# AIM
Copy the lines from the one containing "paragraph-line: 1945. Their" through the one containing "paragraph-line: of the damage, the" without any changes.

# DATA SUPPLIED
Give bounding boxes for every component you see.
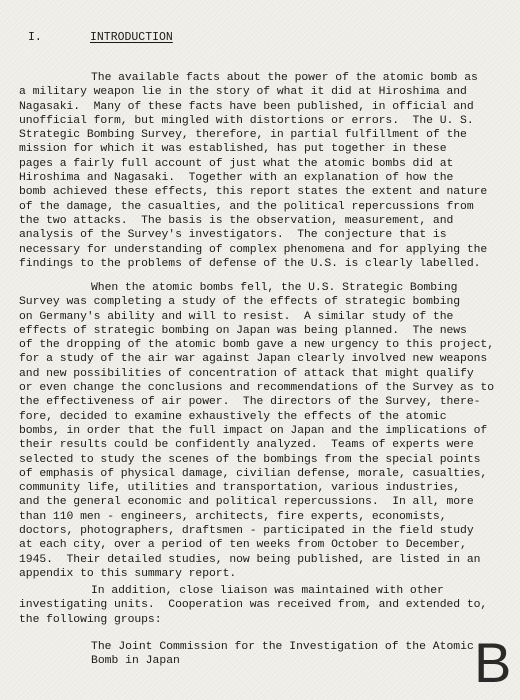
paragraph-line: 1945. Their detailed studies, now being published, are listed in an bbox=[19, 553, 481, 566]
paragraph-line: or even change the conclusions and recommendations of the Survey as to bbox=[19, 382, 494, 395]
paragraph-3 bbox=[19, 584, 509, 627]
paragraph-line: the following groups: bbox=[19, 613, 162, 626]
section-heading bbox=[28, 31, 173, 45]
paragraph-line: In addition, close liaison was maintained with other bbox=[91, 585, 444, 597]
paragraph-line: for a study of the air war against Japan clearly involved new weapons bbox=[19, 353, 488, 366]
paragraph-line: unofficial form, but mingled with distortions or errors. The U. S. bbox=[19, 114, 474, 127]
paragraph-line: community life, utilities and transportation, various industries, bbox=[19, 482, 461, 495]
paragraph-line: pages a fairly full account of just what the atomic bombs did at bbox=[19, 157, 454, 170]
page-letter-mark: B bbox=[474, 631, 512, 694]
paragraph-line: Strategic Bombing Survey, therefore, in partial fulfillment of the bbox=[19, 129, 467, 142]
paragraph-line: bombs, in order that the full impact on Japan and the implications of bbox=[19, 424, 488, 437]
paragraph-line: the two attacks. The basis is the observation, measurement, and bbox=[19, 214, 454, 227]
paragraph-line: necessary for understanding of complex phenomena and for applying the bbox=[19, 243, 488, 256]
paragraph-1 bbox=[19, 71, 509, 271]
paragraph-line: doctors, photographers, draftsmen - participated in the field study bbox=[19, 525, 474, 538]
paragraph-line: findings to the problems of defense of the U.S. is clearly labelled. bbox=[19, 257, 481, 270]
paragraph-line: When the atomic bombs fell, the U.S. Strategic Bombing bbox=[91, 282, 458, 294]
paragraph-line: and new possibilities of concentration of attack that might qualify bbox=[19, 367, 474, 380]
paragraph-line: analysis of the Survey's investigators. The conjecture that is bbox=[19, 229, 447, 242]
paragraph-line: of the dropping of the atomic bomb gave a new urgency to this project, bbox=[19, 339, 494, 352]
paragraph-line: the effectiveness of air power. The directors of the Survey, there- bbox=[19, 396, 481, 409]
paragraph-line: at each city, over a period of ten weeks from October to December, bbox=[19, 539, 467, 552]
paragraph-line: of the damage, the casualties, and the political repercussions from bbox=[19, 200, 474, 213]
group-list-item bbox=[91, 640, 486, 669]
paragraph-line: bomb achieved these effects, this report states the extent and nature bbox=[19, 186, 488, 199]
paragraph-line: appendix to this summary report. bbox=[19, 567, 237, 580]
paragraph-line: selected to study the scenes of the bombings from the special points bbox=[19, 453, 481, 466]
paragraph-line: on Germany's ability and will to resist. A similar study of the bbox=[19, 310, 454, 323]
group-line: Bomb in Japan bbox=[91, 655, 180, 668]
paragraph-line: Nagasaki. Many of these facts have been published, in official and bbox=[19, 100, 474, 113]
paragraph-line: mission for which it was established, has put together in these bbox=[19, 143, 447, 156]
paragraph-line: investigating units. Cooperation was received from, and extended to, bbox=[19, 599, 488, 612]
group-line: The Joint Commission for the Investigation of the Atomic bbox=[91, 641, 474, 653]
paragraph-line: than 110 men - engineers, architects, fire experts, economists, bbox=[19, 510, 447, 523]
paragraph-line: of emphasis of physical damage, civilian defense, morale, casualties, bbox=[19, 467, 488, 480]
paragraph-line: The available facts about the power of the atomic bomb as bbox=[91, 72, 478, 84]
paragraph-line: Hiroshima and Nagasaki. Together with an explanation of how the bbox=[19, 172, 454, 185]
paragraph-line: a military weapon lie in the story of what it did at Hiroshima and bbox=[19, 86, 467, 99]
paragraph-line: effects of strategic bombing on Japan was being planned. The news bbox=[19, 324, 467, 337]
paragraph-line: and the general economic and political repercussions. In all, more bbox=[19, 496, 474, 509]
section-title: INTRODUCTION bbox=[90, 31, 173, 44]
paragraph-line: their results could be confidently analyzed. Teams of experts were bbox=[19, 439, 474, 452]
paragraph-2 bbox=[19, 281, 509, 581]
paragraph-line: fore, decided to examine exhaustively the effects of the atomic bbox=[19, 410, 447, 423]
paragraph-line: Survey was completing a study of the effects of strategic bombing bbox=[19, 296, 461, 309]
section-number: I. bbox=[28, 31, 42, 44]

==

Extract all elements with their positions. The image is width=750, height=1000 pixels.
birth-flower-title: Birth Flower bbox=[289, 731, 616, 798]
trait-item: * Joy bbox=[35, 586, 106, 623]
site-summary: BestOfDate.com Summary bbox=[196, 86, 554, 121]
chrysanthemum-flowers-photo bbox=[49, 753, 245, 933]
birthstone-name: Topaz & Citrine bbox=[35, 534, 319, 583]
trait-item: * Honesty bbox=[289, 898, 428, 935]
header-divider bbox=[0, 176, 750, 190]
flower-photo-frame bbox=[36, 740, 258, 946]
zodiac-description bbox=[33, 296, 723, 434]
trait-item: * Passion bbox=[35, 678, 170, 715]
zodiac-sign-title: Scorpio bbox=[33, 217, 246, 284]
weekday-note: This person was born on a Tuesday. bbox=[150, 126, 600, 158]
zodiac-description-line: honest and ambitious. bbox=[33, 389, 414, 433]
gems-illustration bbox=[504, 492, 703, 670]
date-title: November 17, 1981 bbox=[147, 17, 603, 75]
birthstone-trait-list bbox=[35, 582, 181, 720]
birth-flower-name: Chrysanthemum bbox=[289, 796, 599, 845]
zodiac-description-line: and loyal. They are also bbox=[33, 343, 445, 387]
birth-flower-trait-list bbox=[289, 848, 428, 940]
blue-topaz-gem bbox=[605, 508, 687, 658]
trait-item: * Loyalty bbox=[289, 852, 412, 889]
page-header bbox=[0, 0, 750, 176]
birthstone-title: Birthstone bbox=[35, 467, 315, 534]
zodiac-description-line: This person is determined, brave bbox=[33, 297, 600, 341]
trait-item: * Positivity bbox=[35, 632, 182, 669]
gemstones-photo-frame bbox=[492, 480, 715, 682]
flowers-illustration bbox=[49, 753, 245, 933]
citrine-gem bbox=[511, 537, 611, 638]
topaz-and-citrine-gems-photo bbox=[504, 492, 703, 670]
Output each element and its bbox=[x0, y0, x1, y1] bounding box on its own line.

# THE RESPONSE
paragraph-line: 1945. Their detailed studies, now being published, are listed in an bbox=[19, 553, 481, 566]
paragraph-line: or even change the conclusions and recommendations of the Survey as to bbox=[19, 382, 494, 395]
paragraph-3 bbox=[19, 584, 509, 627]
paragraph-line: the following groups: bbox=[19, 613, 162, 626]
section-heading bbox=[28, 31, 173, 45]
paragraph-line: In addition, close liaison was maintained with other bbox=[91, 585, 444, 597]
paragraph-line: for a study of the air war against Japan clearly involved new weapons bbox=[19, 353, 488, 366]
paragraph-line: unofficial form, but mingled with distortions or errors. The U. S. bbox=[19, 114, 474, 127]
paragraph-line: community life, utilities and transportation, various industries, bbox=[19, 482, 461, 495]
paragraph-line: pages a fairly full account of just what the atomic bombs did at bbox=[19, 157, 454, 170]
page-letter-mark: B bbox=[474, 631, 512, 694]
paragraph-line: Strategic Bombing Survey, therefore, in partial fulfillment of the bbox=[19, 129, 467, 142]
paragraph-line: bombs, in order that the full impact on Japan and the implications of bbox=[19, 424, 488, 437]
paragraph-line: the two attacks. The basis is the observation, measurement, and bbox=[19, 214, 454, 227]
paragraph-line: necessary for understanding of complex phenomena and for applying the bbox=[19, 243, 488, 256]
paragraph-1 bbox=[19, 71, 509, 271]
paragraph-line: doctors, photographers, draftsmen - participated in the field study bbox=[19, 525, 474, 538]
paragraph-line: findings to the problems of defense of the U.S. is clearly labelled. bbox=[19, 257, 481, 270]
paragraph-line: When the atomic bombs fell, the U.S. Strategic Bombing bbox=[91, 282, 458, 294]
paragraph-line: and new possibilities of concentration of attack that might qualify bbox=[19, 367, 474, 380]
paragraph-line: analysis of the Survey's investigators. The conjecture that is bbox=[19, 229, 447, 242]
paragraph-line: of the dropping of the atomic bomb gave a new urgency to this project, bbox=[19, 339, 494, 352]
paragraph-line: the effectiveness of air power. The directors of the Survey, there- bbox=[19, 396, 481, 409]
paragraph-line: at each city, over a period of ten weeks from October to December, bbox=[19, 539, 467, 552]
paragraph-line: of the damage, the casualties, and the political repercussions from bbox=[19, 200, 474, 213]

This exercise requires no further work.